> **PASSAGE TO READ**
________________

Tales of Wells Fargo is an American Western television series starring Dale Robertson that ran from 1957 to 1962 on NBC. Produced by Revue Productions, the series aired in a half-hour format until its final season, when it expanded to an hour and switched from black-and-white to color.

Synopsis

Set in the 1870s and 1880s, the series starred Oklahoma native Dale Robertson as Wells Fargo special agent Jim Hardie, noted at the time as "the left-handed gun". The character was fictional, but the series' development was influenced by the biography of Wells Fargo detective Fred J. Dodge. Agent Hardie was shown working cases in many areas of the Old West, occasionally interacting with legendary outlaws such as Jesse James and Belle Starr, as well as with other American historical figures. Hardie's own history was rarely discussed, but one episode gave a detailed backstory, portraying him as a Louisiana-born drifter who almost became an outlaw before finding his true mission in life.

________________

> **STATED PROBLEM**
Decide whether each statement agrees with the passage on Tales of Wells Fargo, answering yes or no and quoting the deciding words: 1. The series was made by Revue Productions. 2. Jim Hardie was a real Wells Fargo agent. 3. Every season of the series was broadcast in color.

> **Records from a dataset**
________________

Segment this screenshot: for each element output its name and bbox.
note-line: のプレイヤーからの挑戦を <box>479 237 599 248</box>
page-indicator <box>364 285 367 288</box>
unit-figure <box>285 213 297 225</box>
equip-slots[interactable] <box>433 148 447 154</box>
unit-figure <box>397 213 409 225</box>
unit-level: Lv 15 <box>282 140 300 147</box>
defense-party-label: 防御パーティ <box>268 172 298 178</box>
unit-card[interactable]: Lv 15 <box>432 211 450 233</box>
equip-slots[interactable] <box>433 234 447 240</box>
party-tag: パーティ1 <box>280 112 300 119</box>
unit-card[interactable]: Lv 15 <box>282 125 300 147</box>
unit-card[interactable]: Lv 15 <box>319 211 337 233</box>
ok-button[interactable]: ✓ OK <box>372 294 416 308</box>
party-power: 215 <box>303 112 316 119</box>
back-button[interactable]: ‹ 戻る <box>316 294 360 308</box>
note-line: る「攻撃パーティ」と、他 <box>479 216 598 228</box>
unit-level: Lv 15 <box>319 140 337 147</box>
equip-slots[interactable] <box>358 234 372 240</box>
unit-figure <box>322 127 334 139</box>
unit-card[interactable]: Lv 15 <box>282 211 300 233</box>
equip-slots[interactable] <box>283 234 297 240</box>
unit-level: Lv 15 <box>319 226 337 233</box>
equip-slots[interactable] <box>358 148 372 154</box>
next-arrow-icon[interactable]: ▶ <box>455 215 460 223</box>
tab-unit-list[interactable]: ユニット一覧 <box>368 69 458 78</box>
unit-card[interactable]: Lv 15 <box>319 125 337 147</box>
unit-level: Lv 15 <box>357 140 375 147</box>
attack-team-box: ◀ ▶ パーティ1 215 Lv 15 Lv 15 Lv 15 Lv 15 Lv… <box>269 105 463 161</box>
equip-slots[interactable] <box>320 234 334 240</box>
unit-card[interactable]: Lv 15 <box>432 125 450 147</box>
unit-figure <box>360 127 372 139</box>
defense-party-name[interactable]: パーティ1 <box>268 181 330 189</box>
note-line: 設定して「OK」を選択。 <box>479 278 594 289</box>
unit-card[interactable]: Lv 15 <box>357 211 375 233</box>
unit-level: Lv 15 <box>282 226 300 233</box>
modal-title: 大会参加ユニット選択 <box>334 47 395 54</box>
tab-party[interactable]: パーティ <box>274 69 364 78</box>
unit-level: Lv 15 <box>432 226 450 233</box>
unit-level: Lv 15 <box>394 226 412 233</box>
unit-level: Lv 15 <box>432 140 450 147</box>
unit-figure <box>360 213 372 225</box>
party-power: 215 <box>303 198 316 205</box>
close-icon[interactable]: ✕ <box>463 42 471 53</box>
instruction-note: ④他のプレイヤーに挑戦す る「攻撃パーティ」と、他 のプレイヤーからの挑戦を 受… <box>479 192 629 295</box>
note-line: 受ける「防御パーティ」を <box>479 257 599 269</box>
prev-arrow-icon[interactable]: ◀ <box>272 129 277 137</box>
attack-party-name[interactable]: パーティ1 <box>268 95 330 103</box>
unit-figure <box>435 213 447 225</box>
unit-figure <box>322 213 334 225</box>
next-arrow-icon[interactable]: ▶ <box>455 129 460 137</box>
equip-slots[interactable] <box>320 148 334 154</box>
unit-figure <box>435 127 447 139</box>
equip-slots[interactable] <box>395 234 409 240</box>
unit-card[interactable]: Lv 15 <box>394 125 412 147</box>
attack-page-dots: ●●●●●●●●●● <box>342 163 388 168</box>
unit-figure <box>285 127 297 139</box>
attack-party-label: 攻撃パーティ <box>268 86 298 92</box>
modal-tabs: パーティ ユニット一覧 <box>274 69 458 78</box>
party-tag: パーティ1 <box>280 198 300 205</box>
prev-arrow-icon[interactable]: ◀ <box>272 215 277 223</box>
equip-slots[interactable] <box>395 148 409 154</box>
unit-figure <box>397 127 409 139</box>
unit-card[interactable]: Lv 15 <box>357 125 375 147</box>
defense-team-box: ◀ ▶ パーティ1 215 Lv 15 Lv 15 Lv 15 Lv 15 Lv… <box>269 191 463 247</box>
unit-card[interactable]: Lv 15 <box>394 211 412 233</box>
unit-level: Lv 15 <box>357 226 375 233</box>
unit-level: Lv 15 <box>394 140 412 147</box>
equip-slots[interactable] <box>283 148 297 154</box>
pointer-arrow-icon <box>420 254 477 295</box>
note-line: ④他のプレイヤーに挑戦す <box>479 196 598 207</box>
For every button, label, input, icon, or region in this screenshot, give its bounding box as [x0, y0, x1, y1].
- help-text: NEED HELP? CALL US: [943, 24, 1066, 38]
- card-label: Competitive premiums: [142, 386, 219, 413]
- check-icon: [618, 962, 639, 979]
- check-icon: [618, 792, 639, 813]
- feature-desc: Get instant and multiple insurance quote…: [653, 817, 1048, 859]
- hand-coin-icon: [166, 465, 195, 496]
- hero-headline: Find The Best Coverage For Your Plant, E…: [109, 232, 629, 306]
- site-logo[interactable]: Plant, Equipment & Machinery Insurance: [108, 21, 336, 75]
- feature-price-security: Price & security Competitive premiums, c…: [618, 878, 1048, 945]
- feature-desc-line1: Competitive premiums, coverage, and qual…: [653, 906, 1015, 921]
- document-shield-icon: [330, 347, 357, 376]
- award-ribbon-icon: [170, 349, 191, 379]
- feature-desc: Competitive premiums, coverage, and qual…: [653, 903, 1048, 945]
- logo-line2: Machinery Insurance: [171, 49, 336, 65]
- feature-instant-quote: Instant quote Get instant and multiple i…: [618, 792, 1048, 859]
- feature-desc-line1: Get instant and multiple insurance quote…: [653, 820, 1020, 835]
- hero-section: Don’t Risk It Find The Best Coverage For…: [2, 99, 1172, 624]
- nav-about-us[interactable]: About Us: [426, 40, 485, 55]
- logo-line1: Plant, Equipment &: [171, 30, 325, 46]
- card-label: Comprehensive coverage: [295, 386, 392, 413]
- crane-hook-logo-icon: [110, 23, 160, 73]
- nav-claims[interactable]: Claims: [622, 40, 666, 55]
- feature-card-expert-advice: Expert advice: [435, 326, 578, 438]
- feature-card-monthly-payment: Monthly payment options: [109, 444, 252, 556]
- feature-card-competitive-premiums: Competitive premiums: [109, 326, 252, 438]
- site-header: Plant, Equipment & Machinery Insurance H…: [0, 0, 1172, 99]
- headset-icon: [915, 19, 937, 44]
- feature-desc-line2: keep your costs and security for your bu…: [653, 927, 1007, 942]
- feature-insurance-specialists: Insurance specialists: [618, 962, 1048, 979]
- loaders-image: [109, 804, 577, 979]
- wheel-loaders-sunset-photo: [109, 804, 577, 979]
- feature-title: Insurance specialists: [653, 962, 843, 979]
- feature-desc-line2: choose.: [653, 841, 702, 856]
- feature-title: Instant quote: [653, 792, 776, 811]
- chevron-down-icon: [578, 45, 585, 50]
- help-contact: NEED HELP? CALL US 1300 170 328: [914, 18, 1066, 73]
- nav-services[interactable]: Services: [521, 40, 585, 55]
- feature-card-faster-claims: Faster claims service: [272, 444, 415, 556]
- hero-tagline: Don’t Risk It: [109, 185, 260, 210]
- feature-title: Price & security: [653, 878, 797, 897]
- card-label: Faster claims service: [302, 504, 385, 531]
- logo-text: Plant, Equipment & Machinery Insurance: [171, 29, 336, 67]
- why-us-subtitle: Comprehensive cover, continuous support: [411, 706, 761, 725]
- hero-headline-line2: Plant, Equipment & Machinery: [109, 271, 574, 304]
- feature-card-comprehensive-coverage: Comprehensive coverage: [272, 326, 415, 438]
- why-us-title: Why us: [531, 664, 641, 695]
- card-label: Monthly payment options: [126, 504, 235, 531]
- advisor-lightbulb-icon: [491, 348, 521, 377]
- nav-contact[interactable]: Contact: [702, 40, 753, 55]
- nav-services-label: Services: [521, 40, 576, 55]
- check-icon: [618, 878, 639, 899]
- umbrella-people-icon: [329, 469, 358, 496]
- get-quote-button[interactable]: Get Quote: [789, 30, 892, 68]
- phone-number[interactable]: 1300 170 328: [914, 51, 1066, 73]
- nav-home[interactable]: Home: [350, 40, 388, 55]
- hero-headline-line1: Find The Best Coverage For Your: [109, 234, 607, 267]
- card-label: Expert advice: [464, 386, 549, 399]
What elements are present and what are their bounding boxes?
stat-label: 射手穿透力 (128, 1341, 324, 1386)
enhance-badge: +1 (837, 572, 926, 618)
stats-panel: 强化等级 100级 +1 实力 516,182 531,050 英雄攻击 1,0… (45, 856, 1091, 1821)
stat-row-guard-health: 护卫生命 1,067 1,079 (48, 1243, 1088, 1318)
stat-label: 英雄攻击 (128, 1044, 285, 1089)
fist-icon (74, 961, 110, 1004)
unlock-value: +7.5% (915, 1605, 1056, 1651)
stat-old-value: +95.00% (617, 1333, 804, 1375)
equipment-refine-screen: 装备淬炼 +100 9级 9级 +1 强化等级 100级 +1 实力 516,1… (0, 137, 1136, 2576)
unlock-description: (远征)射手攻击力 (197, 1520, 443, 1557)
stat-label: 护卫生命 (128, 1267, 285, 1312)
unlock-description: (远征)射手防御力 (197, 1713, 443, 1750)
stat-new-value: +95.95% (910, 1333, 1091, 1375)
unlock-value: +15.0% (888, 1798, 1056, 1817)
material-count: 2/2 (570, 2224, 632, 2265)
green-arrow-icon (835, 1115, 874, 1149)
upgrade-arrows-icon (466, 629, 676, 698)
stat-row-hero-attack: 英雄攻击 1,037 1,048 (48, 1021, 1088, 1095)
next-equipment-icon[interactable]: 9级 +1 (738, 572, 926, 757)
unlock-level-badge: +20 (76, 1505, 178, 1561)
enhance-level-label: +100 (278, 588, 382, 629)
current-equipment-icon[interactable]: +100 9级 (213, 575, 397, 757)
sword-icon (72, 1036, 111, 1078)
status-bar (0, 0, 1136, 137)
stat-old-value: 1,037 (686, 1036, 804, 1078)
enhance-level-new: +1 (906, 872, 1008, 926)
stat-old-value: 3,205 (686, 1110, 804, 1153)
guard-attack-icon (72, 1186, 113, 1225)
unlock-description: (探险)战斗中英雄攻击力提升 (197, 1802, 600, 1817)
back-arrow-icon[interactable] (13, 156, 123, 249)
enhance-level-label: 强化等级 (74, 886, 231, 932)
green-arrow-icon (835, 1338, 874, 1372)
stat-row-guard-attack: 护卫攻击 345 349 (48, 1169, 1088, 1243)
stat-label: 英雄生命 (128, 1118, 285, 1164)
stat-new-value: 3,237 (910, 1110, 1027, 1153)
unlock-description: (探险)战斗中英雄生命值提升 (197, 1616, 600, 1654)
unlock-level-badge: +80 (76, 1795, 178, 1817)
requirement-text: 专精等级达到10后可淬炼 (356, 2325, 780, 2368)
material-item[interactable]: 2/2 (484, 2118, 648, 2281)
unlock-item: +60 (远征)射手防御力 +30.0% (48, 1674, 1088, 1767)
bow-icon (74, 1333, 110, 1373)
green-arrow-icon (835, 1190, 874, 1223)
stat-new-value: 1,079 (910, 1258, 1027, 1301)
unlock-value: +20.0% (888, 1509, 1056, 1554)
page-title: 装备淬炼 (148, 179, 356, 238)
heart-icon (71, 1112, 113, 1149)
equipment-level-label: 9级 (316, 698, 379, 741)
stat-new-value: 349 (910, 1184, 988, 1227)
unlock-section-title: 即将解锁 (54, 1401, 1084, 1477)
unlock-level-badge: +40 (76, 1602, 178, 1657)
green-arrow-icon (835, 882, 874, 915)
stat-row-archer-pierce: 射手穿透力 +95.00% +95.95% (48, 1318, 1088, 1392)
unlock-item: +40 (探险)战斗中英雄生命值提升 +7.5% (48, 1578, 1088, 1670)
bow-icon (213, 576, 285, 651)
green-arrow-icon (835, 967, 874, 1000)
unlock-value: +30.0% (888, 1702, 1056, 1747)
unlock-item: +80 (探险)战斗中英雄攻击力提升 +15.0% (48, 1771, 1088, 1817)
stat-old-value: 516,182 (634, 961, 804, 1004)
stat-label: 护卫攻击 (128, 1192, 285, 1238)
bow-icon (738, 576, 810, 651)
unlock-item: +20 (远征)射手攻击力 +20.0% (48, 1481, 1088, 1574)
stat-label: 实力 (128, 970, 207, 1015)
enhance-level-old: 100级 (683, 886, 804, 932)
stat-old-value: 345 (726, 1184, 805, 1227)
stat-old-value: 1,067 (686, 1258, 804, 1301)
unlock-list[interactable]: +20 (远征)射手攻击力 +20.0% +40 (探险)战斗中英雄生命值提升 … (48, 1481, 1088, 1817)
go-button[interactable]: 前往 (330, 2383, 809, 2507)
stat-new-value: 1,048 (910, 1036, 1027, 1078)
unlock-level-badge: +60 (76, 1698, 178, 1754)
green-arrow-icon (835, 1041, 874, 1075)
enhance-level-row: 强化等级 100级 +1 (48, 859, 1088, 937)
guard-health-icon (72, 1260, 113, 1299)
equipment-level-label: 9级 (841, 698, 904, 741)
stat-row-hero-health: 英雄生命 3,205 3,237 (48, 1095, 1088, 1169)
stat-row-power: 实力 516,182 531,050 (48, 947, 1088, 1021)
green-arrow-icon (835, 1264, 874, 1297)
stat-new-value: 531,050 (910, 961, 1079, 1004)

________________

> **EXPECTED OUTPUT**
1. Yes: "Produced by Revue Productions"
2. No: "The character was fictional"
3. No: "until its final season, when it expanded to an hour and switched from black-and-white to color"